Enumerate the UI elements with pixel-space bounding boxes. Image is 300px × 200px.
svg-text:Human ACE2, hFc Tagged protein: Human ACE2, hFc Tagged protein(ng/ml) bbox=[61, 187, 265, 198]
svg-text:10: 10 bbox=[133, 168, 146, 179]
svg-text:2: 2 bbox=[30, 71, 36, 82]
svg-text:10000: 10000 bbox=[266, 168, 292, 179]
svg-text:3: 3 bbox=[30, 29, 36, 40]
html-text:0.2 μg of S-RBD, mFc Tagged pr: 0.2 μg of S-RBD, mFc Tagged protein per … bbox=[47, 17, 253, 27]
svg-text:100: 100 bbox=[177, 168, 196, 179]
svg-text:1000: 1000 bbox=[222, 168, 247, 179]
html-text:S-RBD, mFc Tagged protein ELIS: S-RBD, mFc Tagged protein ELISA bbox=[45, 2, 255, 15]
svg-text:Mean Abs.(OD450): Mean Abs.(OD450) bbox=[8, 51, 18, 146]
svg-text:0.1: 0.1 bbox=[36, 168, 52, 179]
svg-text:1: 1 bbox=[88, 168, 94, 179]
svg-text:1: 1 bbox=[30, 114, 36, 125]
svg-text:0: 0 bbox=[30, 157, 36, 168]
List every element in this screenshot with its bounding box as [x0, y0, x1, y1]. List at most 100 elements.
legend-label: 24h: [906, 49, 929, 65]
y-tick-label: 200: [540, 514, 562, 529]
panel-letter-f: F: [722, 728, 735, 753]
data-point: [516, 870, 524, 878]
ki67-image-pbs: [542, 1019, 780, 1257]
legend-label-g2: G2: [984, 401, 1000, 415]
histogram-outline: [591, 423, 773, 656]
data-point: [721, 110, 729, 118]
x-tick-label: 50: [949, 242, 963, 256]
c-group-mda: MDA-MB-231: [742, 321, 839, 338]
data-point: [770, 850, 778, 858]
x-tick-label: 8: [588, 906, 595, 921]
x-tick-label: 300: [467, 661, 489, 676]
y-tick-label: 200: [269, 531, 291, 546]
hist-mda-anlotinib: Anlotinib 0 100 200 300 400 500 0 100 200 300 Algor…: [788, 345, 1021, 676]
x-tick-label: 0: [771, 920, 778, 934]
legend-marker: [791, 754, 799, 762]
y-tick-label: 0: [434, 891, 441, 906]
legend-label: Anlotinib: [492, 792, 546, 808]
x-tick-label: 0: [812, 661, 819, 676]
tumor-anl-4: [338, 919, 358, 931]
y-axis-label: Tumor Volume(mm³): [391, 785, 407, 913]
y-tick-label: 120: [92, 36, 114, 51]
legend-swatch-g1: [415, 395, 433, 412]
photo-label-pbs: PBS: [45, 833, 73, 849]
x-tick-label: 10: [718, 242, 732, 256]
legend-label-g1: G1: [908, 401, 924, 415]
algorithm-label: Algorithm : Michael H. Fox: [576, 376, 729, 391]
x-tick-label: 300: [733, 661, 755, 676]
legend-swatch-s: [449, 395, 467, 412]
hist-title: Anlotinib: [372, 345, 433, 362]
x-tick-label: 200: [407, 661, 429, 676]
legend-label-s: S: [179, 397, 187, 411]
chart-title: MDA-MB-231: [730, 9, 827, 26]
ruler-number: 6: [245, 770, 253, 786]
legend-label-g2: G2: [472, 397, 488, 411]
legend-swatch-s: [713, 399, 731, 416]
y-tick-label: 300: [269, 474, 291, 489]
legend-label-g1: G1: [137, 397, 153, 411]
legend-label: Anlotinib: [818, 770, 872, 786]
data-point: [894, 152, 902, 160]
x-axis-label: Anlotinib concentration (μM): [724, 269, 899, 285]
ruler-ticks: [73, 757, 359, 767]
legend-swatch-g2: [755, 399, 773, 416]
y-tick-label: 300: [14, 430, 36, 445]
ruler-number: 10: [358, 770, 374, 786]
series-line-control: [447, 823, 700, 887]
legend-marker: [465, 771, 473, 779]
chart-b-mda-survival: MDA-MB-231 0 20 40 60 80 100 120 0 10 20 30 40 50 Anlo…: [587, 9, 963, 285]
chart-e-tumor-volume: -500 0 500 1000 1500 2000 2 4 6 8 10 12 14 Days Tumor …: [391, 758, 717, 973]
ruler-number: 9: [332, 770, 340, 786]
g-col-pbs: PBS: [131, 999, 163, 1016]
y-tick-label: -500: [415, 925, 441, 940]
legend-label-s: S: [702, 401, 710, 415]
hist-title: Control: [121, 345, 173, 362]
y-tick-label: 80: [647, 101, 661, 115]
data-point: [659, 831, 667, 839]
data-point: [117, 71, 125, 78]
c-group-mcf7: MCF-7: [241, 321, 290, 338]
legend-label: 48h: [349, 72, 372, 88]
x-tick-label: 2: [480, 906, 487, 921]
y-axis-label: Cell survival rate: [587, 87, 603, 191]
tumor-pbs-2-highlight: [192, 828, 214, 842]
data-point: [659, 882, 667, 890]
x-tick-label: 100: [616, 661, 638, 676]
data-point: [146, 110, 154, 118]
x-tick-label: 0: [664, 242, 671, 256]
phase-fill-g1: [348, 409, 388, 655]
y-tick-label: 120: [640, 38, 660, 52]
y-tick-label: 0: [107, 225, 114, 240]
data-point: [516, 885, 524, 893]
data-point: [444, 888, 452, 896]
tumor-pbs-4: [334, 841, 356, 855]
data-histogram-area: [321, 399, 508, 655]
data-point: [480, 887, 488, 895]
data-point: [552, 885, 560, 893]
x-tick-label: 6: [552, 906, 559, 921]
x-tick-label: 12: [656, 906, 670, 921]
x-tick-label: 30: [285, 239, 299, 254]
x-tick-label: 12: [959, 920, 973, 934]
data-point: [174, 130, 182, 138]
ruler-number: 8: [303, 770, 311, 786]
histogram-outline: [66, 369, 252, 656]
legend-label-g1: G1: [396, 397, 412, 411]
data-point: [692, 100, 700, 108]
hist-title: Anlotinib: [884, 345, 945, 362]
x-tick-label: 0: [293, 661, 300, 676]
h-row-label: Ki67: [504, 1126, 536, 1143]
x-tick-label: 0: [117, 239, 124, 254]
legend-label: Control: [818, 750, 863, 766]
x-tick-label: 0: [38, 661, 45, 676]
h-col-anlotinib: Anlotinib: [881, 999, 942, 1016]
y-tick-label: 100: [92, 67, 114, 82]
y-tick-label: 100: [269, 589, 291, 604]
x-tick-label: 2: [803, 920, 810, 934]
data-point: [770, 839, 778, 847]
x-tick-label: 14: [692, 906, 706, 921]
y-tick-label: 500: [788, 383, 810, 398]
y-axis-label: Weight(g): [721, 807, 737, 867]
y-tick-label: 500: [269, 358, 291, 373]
---------------
* **EXERCISE DIRECTIONS**
All lines in the records with the string "protein" should be copied out.

* **TASK SOLUTION**
svg-text:Human ACE2, hFc Tagged protein: Human ACE2, hFc Tagged protein(ng/ml) bbox=[61, 187, 265, 198]
html-text:0.2 μg of S-RBD, mFc Tagged pr: 0.2 μg of S-RBD, mFc Tagged protein per … bbox=[47, 17, 253, 27]
html-text:S-RBD, mFc Tagged protein ELIS: S-RBD, mFc Tagged protein ELISA bbox=[45, 2, 255, 15]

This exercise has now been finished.